§ TASK INPUT:
=-=-=
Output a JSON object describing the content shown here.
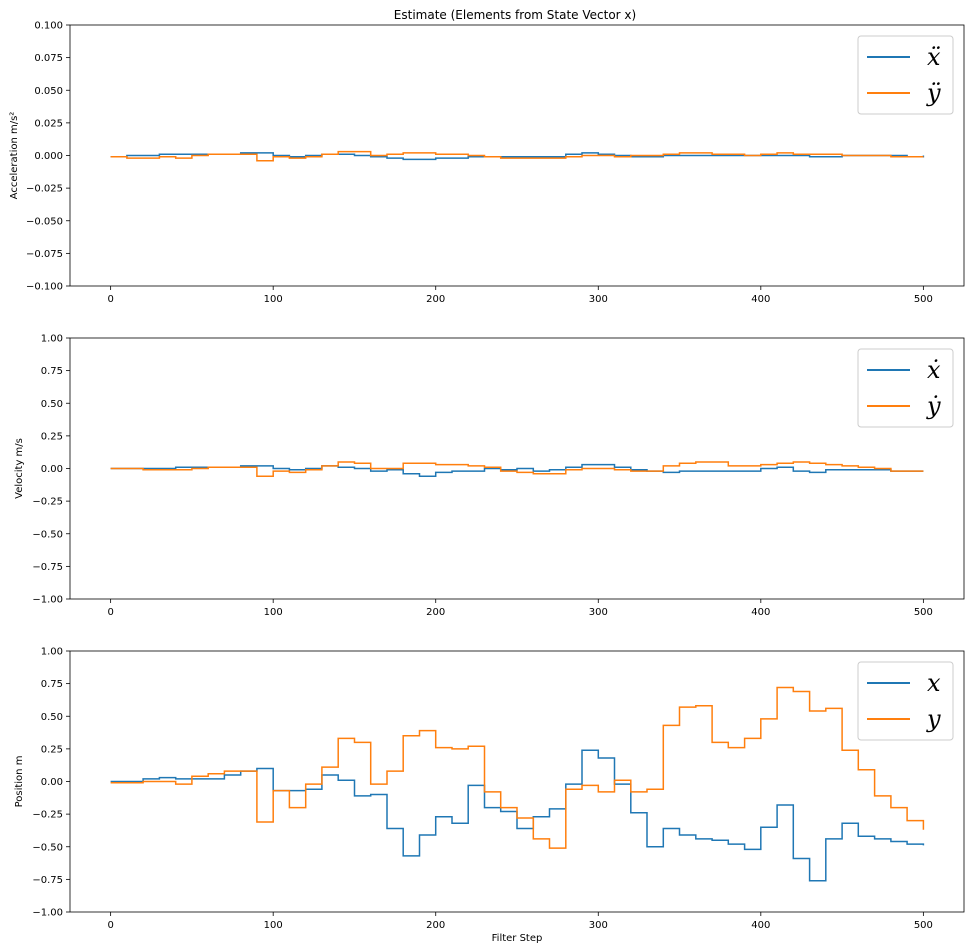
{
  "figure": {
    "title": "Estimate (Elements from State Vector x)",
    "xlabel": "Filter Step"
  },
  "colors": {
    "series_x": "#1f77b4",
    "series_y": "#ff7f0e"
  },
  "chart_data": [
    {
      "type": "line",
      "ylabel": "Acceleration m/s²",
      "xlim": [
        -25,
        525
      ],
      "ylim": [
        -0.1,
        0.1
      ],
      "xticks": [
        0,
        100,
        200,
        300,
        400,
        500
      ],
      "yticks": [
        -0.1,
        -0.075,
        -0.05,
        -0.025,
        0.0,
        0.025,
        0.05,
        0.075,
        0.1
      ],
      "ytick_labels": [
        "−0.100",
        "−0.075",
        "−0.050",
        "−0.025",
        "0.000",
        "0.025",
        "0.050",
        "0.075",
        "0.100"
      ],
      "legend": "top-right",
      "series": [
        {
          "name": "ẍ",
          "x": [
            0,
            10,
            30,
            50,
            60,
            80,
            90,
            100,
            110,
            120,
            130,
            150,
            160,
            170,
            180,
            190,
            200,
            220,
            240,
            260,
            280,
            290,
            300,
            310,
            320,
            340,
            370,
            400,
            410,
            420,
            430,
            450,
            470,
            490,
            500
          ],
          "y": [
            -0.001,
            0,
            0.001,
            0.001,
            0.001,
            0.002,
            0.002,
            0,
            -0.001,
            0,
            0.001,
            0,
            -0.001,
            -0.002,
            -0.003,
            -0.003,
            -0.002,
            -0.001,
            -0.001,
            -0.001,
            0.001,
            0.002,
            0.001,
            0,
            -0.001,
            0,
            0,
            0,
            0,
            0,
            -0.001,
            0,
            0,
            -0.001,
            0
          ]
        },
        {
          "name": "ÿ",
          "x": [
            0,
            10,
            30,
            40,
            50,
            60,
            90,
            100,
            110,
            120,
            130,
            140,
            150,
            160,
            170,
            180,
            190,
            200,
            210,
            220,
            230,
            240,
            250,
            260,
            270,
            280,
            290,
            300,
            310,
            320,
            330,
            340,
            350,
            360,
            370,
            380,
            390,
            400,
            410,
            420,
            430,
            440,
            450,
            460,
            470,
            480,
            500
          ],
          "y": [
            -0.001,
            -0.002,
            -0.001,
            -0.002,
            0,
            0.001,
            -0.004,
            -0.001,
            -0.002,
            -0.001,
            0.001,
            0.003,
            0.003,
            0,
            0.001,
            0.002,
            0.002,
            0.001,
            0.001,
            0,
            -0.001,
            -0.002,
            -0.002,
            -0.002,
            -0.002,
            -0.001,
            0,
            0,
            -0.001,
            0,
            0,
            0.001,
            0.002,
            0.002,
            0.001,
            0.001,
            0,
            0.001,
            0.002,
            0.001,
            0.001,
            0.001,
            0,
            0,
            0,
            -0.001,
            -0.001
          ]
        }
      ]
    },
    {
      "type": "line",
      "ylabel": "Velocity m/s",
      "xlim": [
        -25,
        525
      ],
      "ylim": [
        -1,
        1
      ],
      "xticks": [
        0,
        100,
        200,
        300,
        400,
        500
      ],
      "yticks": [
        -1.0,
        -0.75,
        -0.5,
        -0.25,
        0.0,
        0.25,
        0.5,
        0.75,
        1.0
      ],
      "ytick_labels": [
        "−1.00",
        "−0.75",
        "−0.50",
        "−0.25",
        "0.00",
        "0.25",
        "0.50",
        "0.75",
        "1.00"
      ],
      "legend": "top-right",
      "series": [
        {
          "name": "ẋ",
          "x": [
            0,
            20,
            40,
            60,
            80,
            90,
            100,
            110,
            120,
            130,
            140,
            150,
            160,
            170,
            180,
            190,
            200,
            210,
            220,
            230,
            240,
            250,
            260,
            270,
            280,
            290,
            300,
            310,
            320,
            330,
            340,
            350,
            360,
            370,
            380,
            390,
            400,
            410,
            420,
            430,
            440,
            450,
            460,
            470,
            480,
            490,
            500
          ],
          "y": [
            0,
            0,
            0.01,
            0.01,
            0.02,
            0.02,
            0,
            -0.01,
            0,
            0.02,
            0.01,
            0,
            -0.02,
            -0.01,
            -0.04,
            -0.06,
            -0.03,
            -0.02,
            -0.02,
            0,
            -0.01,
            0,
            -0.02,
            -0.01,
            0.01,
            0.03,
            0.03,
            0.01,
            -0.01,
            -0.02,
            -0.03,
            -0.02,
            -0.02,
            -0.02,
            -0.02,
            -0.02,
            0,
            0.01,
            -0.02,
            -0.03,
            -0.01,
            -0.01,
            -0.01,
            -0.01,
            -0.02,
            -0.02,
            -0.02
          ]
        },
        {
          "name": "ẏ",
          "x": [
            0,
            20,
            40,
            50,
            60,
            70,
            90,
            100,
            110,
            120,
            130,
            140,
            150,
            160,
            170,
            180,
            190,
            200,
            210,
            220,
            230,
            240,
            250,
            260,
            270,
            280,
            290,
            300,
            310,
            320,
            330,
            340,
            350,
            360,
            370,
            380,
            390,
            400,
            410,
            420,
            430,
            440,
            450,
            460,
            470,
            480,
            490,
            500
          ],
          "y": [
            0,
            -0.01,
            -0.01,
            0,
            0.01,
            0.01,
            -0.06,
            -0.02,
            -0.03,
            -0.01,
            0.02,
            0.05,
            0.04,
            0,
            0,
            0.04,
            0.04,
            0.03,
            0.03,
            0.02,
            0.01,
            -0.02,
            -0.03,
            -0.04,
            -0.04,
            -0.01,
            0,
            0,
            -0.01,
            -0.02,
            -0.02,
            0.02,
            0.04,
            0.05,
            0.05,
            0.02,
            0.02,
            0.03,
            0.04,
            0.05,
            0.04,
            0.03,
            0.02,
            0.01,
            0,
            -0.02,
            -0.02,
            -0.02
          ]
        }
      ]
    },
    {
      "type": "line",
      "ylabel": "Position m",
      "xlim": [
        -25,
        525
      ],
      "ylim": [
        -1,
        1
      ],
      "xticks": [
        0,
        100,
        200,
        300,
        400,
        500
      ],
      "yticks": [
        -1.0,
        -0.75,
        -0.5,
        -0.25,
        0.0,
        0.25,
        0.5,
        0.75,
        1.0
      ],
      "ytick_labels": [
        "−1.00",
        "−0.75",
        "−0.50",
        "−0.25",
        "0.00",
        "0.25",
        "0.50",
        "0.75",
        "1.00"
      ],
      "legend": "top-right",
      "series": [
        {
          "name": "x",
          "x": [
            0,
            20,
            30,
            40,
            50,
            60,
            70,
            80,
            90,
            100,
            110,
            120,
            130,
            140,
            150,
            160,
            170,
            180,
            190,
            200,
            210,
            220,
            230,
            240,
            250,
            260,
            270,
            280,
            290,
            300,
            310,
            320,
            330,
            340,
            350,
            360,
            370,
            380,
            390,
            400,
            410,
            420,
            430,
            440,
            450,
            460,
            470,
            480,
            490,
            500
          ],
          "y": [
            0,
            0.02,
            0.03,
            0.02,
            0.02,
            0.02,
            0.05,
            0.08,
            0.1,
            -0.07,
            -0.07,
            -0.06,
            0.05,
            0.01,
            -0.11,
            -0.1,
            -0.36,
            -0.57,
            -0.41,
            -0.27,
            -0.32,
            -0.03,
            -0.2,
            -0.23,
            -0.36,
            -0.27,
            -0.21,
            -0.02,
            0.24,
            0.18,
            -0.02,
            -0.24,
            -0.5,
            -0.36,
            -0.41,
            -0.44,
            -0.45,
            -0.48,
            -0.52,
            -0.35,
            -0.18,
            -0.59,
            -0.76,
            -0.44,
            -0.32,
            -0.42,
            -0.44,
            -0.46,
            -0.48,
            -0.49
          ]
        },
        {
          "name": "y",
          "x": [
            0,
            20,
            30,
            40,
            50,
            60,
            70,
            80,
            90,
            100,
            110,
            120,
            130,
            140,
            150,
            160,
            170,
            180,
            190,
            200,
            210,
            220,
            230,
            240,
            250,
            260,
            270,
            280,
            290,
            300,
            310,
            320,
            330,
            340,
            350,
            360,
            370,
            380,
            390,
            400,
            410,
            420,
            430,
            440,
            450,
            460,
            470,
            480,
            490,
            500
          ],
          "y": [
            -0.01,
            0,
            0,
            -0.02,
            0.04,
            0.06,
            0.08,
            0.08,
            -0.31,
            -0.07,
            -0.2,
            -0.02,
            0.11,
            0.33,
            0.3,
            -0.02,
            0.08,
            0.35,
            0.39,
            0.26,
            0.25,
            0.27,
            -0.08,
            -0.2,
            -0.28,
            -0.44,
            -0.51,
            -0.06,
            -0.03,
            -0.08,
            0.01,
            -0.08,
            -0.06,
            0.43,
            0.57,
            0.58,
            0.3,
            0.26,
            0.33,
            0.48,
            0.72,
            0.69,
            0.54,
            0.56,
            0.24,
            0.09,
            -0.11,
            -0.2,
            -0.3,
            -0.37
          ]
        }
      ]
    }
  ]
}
=-=-=
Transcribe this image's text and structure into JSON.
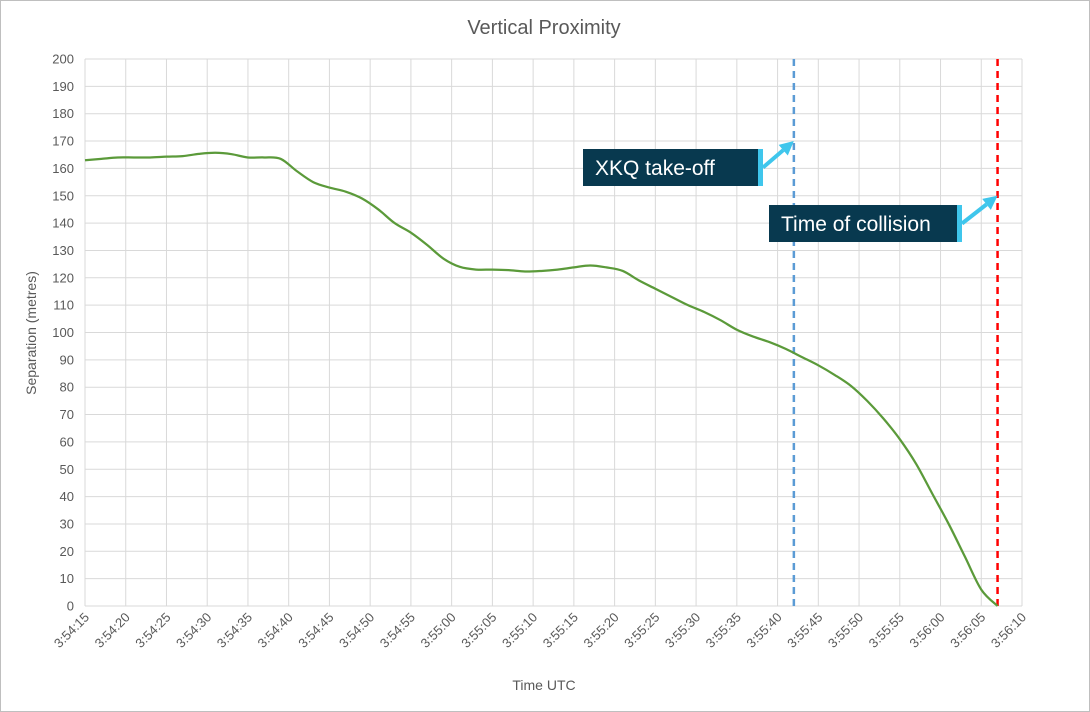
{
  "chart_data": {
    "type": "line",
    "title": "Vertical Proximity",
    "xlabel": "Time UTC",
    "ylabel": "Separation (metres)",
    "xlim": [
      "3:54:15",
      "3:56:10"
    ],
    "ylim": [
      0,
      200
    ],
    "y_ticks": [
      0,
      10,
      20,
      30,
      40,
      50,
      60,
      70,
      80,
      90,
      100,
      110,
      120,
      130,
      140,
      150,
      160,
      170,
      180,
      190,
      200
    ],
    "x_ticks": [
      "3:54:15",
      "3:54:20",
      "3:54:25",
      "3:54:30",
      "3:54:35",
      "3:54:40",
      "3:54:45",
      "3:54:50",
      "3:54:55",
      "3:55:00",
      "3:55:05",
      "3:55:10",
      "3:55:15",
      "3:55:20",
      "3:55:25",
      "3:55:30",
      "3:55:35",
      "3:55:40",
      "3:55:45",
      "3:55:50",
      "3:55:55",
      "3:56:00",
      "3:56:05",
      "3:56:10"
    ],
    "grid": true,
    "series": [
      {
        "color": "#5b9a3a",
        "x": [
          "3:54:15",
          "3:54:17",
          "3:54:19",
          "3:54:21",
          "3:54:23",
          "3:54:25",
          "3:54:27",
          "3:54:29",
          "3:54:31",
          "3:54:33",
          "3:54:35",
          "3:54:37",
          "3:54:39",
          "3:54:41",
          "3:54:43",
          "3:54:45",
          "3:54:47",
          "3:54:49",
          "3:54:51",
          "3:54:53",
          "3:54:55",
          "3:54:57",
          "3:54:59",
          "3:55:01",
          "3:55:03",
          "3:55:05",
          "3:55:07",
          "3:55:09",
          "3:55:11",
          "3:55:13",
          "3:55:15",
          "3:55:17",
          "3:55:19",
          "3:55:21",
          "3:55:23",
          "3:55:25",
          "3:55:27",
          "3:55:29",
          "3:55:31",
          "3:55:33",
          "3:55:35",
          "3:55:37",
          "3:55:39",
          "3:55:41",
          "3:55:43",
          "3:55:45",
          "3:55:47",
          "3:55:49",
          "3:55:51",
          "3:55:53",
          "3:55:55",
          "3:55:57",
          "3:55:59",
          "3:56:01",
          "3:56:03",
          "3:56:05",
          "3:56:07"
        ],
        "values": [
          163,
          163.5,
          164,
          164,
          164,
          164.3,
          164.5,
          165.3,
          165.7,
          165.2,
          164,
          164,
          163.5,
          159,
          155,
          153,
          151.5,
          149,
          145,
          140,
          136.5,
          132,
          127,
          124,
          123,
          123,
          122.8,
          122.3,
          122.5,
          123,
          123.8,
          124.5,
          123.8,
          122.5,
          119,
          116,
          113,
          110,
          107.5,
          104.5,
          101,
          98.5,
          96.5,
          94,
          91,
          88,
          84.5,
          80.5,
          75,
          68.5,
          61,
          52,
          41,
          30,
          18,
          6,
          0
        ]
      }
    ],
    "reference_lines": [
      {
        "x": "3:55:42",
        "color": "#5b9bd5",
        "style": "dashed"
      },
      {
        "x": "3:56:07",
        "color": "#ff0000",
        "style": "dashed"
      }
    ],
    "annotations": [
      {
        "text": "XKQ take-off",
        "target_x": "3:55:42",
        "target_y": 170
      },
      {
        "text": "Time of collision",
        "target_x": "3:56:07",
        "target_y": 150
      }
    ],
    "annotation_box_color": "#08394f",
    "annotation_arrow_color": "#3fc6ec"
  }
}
=-=-=
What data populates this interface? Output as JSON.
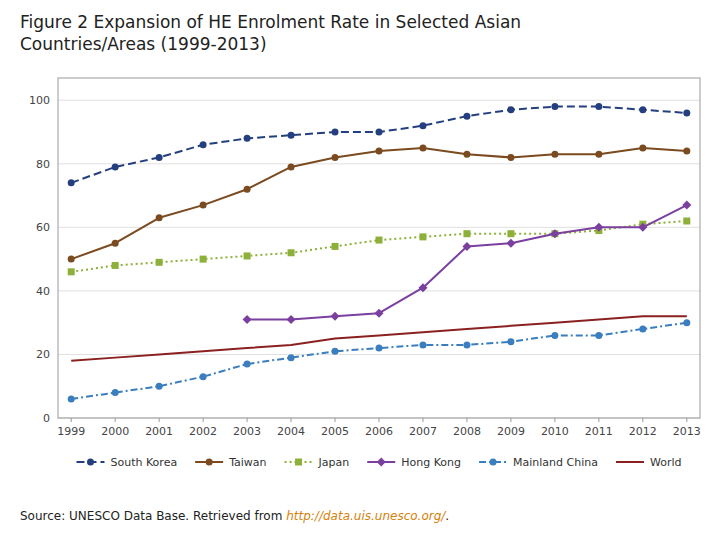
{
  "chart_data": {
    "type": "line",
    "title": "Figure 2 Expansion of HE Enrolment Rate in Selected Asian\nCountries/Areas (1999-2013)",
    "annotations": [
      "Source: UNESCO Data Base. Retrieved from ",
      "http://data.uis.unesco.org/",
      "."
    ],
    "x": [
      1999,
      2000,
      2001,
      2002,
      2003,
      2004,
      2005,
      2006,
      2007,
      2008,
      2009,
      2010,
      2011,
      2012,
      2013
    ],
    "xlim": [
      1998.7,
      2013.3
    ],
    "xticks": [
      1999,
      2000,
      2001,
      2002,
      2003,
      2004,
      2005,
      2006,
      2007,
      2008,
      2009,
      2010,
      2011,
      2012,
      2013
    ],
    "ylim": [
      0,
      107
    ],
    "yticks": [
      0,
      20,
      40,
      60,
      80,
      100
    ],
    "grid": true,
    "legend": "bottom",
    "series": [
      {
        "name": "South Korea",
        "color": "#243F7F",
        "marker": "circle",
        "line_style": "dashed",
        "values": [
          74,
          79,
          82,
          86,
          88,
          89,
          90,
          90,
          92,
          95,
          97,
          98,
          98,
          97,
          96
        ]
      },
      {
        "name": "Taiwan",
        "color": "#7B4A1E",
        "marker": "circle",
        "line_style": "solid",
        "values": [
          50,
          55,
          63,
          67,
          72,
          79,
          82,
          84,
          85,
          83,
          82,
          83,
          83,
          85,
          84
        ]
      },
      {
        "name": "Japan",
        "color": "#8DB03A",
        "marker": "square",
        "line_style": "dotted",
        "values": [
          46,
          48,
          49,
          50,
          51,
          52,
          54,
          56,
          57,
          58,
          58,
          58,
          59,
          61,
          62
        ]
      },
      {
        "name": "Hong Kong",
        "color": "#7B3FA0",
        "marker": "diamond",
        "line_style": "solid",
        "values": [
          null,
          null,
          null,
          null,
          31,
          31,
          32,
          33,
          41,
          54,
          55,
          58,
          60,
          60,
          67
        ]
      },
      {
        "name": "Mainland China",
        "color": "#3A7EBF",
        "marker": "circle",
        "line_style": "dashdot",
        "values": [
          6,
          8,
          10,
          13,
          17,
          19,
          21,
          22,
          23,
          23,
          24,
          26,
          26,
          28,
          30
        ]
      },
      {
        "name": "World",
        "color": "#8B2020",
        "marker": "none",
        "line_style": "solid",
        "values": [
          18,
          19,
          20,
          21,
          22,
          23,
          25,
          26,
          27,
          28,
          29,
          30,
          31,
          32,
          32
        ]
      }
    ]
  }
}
=-=-=
§ STATED GOAL: Go through the records above and copy every line with the word "Time".

§ SOLUTION TO THIS TASK:
    "xlabel": "Time UTC",
        "text": "Time of collision",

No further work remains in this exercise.